_DATASET ENTRIES_:
--------------------------------
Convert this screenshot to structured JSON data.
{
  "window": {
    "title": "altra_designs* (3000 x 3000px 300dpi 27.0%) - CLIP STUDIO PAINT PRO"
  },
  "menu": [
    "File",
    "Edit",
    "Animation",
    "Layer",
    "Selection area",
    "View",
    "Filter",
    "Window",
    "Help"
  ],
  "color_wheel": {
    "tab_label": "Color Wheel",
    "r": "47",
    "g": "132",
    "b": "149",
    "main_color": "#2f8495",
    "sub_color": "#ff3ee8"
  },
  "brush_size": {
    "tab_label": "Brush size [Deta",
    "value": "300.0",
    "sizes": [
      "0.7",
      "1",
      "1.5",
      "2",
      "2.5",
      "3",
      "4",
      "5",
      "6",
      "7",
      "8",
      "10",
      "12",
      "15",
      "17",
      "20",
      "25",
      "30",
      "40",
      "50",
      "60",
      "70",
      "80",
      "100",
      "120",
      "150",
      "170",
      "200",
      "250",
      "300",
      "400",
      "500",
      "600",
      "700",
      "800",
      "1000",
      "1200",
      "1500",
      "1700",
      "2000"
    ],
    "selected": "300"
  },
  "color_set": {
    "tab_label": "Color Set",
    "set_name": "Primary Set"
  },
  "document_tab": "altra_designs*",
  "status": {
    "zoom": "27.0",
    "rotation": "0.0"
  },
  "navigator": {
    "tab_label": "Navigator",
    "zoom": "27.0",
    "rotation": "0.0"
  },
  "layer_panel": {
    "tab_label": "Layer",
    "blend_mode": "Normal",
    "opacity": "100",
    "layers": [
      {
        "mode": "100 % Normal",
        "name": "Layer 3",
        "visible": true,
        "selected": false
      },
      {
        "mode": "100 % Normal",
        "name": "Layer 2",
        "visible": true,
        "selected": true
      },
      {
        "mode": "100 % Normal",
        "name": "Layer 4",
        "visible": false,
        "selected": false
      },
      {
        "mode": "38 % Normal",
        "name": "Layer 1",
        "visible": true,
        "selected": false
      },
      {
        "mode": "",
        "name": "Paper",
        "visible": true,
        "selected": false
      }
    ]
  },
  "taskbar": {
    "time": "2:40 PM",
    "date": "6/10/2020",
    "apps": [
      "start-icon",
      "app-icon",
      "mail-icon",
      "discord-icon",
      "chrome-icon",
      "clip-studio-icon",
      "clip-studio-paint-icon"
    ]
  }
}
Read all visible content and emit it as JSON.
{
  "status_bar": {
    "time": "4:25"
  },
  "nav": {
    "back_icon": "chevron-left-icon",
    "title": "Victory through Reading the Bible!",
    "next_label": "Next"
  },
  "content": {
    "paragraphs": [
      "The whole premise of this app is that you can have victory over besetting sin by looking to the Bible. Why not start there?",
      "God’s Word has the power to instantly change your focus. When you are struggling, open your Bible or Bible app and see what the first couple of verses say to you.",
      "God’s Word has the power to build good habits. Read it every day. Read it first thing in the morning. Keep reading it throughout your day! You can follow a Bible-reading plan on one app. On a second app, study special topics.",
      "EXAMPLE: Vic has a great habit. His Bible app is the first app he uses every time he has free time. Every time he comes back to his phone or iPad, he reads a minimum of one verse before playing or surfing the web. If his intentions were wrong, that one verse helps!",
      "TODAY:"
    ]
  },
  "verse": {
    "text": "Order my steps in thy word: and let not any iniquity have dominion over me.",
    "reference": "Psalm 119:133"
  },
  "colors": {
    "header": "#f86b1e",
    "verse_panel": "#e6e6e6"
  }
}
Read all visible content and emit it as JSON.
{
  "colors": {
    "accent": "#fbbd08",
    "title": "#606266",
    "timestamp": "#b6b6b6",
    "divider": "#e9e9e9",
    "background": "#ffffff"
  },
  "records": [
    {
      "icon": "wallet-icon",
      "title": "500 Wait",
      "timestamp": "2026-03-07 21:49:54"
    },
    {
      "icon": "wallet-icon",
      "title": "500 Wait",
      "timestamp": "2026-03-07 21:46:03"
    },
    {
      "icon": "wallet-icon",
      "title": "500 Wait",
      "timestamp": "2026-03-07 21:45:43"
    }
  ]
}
--------------------------------
_PROBLEM REQUIREMENTS_: Exact copies of all the records are required.

_EXERCISE RESULT_:
Convert this screenshot to structured JSON data.
{
  "window": {
    "title": "altra_designs* (3000 x 3000px 300dpi 27.0%) - CLIP STUDIO PAINT PRO"
  },
  "menu": [
    "File",
    "Edit",
    "Animation",
    "Layer",
    "Selection area",
    "View",
    "Filter",
    "Window",
    "Help"
  ],
  "color_wheel": {
    "tab_label": "Color Wheel",
    "r": "47",
    "g": "132",
    "b": "149",
    "main_color": "#2f8495",
    "sub_color": "#ff3ee8"
  },
  "brush_size": {
    "tab_label": "Brush size [Deta",
    "value": "300.0",
    "sizes": [
      "0.7",
      "1",
      "1.5",
      "2",
      "2.5",
      "3",
      "4",
      "5",
      "6",
      "7",
      "8",
      "10",
      "12",
      "15",
      "17",
      "20",
      "25",
      "30",
      "40",
      "50",
      "60",
      "70",
      "80",
      "100",
      "120",
      "150",
      "170",
      "200",
      "250",
      "300",
      "400",
      "500",
      "600",
      "700",
      "800",
      "1000",
      "1200",
      "1500",
      "1700",
      "2000"
    ],
    "selected": "300"
  },
  "color_set": {
    "tab_label": "Color Set",
    "set_name": "Primary Set"
  },
  "document_tab": "altra_designs*",
  "status": {
    "zoom": "27.0",
    "rotation": "0.0"
  },
  "navigator": {
    "tab_label": "Navigator",
    "zoom": "27.0",
    "rotation": "0.0"
  },
  "layer_panel": {
    "tab_label": "Layer",
    "blend_mode": "Normal",
    "opacity": "100",
    "layers": [
      {
        "mode": "100 % Normal",
        "name": "Layer 3",
        "visible": true,
        "selected": false
      },
      {
        "mode": "100 % Normal",
        "name": "Layer 2",
        "visible": true,
        "selected": true
      },
      {
        "mode": "100 % Normal",
        "name": "Layer 4",
        "visible": false,
        "selected": false
      },
      {
        "mode": "38 % Normal",
        "name": "Layer 1",
        "visible": true,
        "selected": false
      },
      {
        "mode": "",
        "name": "Paper",
        "visible": true,
        "selected": false
      }
    ]
  },
  "taskbar": {
    "time": "2:40 PM",
    "date": "6/10/2020",
    "apps": [
      "start-icon",
      "app-icon",
      "mail-icon",
      "discord-icon",
      "chrome-icon",
      "clip-studio-icon",
      "clip-studio-paint-icon"
    ]
  }
}
Read all visible content and emit it as JSON.
{
  "status_bar": {
    "time": "4:25"
  },
  "nav": {
    "back_icon": "chevron-left-icon",
    "title": "Victory through Reading the Bible!",
    "next_label": "Next"
  },
  "content": {
    "paragraphs": [
      "The whole premise of this app is that you can have victory over besetting sin by looking to the Bible. Why not start there?",
      "God’s Word has the power to instantly change your focus. When you are struggling, open your Bible or Bible app and see what the first couple of verses say to you.",
      "God’s Word has the power to build good habits. Read it every day. Read it first thing in the morning. Keep reading it throughout your day! You can follow a Bible-reading plan on one app. On a second app, study special topics.",
      "EXAMPLE: Vic has a great habit. His Bible app is the first app he uses every time he has free time. Every time he comes back to his phone or iPad, he reads a minimum of one verse before playing or surfing the web. If his intentions were wrong, that one verse helps!",
      "TODAY:"
    ]
  },
  "verse": {
    "text": "Order my steps in thy word: and let not any iniquity have dominion over me.",
    "reference": "Psalm 119:133"
  },
  "colors": {
    "header": "#f86b1e",
    "verse_panel": "#e6e6e6"
  }
}
Read all visible content and emit it as JSON.
{
  "colors": {
    "accent": "#fbbd08",
    "title": "#606266",
    "timestamp": "#b6b6b6",
    "divider": "#e9e9e9",
    "background": "#ffffff"
  },
  "records": [
    {
      "icon": "wallet-icon",
      "title": "500 Wait",
      "timestamp": "2026-03-07 21:49:54"
    },
    {
      "icon": "wallet-icon",
      "title": "500 Wait",
      "timestamp": "2026-03-07 21:46:03"
    },
    {
      "icon": "wallet-icon",
      "title": "500 Wait",
      "timestamp": "2026-03-07 21:45:43"
    }
  ]
}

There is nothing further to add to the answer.